Description of the task
Images appear in the records below; leave them out and repeat everything else exactly.

** START OF Data supplied **

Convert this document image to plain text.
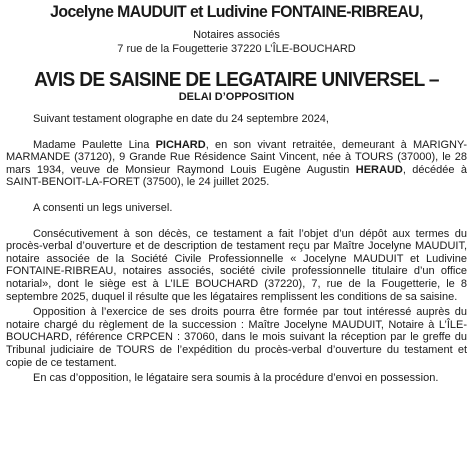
Jocelyne MAUDUIT et Ludivine FONTAINE-RIBREAU,

Notaires associés

7 rue de la Fougetterie 37220 L’ÎLE-BOUCHARD

AVIS DE SAISINE DE LEGATAIRE UNIVERSEL –

DELAI D’OPPOSITION

Suivant testament olographe en date du 24 septembre 2024,

Madame Paulette Lina PICHARD, en son vivant retraitée, demeurant à MARIGNY-MARMANDE (37120), 9 Grande Rue Résidence Saint Vincent, née à TOURS (37000), le 28 mars 1934, veuve de Monsieur Raymond Louis Eugène Augustin HERAUD, décédée à SAINT-BENOIT-LA-FORET (37500), le 24 juillet 2025.

A consenti un legs universel.

Consécutivement à son décès, ce testament a fait l’objet d’un dépôt aux termes du procès-verbal d’ouverture et de description de testament reçu par Maître Jocelyne MAUDUIT, notaire associée de la Société Civile Professionnelle « Jocelyne MAUDUIT et Ludivine FONTAINE-RIBREAU, notaires associés, société civile professionnelle titulaire d’un office notarial», dont le siège est à L’ILE BOUCHARD (37220), 7, rue de la Fougetterie, le 8 septembre 2025, duquel il résulte que les légataires remplissent les conditions de sa saisine.

Opposition à l’exercice de ses droits pourra être formée par tout intéressé auprès du notaire chargé du règlement de la succession : Maître Jocelyne MAUDUIT, Notaire à L’ÎLE-BOUCHARD, référence CRPCEN : 37060, dans le mois suivant la réception par le greffe du Tribunal judiciaire de TOURS de l’expédition du procès-verbal d’ouverture du testament et copie de ce testament.

En cas d’opposition, le légataire sera soumis à la procédure d’envoi en possession.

** END OF Data supplied **

Task output
Convert this document image to plain text.
Jocelyne MAUDUIT et Ludivine FONTAINE-RIBREAU,

Notaires associés

7 rue de la Fougetterie 37220 L’ÎLE-BOUCHARD

AVIS DE SAISINE DE LEGATAIRE UNIVERSEL –

DELAI D’OPPOSITION

Suivant testament olographe en date du 24 septembre 2024,

Madame Paulette Lina PICHARD, en son vivant retraitée, demeurant à MARIGNY-MARMANDE (37120), 9 Grande Rue Résidence Saint Vincent, née à TOURS (37000), le 28 mars 1934, veuve de Monsieur Raymond Louis Eugène Augustin HERAUD, décédée à SAINT-BENOIT-LA-FORET (37500), le 24 juillet 2025.

A consenti un legs universel.

Consécutivement à son décès, ce testament a fait l’objet d’un dépôt aux termes du procès-verbal d’ouverture et de description de testament reçu par Maître Jocelyne MAUDUIT, notaire associée de la Société Civile Professionnelle « Jocelyne MAUDUIT et Ludivine FONTAINE-RIBREAU, notaires associés, société civile professionnelle titulaire d’un office notarial», dont le siège est à L’ILE BOUCHARD (37220), 7, rue de la Fougetterie, le 8 septembre 2025, duquel il résulte que les légataires remplissent les conditions de sa saisine.

Opposition à l’exercice de ses droits pourra être formée par tout intéressé auprès du notaire chargé du règlement de la succession : Maître Jocelyne MAUDUIT, Notaire à L’ÎLE-BOUCHARD, référence CRPCEN : 37060, dans le mois suivant la réception par le greffe du Tribunal judiciaire de TOURS de l’expédition du procès-verbal d’ouverture du testament et copie de ce testament.

En cas d’opposition, le légataire sera soumis à la procédure d’envoi en possession.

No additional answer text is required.